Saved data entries

>>>

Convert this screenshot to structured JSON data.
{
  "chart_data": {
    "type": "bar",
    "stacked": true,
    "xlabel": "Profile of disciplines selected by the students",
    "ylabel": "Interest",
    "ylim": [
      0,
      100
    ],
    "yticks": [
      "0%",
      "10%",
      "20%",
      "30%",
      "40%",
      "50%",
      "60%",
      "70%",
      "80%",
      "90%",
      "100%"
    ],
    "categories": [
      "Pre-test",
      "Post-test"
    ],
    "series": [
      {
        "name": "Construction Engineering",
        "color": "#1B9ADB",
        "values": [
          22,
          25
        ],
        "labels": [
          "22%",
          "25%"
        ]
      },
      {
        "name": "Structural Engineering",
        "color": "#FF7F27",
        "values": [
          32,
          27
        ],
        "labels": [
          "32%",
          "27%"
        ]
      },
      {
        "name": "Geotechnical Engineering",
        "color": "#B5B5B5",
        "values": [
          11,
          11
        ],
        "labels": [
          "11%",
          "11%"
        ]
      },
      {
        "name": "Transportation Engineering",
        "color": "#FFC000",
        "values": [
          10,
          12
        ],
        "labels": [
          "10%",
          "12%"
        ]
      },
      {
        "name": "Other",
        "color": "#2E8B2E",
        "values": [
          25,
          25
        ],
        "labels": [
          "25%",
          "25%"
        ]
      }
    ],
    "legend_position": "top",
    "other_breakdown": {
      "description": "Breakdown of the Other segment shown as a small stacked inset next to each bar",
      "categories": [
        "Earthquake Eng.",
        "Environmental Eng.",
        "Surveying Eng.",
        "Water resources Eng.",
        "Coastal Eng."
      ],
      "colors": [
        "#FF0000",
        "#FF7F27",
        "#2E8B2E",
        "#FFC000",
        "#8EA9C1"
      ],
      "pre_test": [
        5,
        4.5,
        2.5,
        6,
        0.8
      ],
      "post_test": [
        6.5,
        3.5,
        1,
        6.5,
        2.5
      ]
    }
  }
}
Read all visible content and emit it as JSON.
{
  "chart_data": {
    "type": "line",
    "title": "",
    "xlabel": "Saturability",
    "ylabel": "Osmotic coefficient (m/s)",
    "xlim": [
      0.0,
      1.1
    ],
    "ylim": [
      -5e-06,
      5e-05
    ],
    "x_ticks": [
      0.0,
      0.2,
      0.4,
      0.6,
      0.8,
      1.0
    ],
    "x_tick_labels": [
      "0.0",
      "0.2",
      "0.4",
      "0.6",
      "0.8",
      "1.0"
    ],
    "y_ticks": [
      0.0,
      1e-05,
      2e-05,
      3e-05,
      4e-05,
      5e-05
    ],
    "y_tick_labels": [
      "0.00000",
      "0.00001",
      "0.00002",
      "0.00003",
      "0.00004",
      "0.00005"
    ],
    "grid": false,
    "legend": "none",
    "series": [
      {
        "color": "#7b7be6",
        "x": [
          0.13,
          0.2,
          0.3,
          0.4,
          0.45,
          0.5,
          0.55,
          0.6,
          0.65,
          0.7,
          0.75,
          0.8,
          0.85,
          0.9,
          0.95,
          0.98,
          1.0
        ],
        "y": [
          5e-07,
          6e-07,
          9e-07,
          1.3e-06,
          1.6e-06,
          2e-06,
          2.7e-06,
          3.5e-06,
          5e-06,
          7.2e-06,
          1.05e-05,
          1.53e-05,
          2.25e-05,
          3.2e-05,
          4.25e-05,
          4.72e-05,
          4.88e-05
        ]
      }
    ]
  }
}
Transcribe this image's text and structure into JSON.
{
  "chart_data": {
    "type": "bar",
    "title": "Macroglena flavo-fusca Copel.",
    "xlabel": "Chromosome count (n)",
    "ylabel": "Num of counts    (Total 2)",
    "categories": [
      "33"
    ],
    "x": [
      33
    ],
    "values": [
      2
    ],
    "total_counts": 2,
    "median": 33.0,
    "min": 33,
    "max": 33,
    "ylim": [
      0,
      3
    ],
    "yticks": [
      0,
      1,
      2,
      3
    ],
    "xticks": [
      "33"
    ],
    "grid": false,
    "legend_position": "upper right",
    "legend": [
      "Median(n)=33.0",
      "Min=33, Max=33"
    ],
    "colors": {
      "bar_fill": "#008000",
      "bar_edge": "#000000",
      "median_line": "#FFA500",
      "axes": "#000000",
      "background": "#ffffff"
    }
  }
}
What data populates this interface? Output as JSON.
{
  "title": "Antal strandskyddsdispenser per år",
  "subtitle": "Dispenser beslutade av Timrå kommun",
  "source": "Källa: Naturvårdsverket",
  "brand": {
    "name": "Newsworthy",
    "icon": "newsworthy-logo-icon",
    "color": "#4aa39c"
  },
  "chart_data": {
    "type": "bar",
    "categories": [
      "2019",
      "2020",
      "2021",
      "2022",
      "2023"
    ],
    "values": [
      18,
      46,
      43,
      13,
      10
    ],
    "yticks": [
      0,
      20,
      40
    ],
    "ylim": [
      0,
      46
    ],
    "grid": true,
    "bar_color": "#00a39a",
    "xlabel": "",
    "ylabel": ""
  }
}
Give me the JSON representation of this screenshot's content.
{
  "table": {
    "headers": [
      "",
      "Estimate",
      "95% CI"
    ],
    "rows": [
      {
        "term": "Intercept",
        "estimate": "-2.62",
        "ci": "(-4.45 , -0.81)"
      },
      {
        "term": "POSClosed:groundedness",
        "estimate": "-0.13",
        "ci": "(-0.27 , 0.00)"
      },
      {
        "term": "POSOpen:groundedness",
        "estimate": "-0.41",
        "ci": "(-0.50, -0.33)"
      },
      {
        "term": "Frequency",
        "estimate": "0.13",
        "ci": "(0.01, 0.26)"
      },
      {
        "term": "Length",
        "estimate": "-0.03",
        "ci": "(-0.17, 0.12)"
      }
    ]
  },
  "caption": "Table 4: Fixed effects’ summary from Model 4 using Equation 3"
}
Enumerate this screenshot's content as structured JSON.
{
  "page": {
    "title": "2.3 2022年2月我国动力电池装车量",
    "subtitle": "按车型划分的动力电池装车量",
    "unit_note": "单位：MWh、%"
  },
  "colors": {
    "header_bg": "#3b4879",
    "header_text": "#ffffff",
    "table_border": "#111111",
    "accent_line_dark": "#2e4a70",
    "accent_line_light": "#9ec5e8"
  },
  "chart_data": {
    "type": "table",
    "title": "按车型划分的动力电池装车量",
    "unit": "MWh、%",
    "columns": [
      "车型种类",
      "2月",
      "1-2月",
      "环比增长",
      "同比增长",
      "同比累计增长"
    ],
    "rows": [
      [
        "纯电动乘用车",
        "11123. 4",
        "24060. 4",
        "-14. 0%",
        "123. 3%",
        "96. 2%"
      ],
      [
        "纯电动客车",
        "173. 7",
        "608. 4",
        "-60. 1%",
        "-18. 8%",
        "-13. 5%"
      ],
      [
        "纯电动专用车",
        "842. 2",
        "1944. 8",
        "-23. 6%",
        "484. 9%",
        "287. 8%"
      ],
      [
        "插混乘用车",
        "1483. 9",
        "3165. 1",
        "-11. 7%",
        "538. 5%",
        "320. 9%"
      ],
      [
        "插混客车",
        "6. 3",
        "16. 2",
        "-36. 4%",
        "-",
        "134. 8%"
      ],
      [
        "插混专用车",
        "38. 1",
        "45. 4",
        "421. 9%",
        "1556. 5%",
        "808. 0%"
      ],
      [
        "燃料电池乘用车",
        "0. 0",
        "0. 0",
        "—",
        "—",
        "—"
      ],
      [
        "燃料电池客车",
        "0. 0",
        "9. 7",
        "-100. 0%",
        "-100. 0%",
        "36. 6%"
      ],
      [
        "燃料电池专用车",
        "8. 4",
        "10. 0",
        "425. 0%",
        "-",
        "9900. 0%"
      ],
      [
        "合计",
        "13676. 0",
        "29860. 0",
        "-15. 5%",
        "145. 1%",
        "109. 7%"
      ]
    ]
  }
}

<<<

DIRECTION: Gather, from the listing above, every line carrying the word "content".

SOLVED PROBLEM:
Read all visible content and emit it as JSON.
Give me the JSON representation of this screenshot's content.
Enumerate this screenshot's content as structured JSON.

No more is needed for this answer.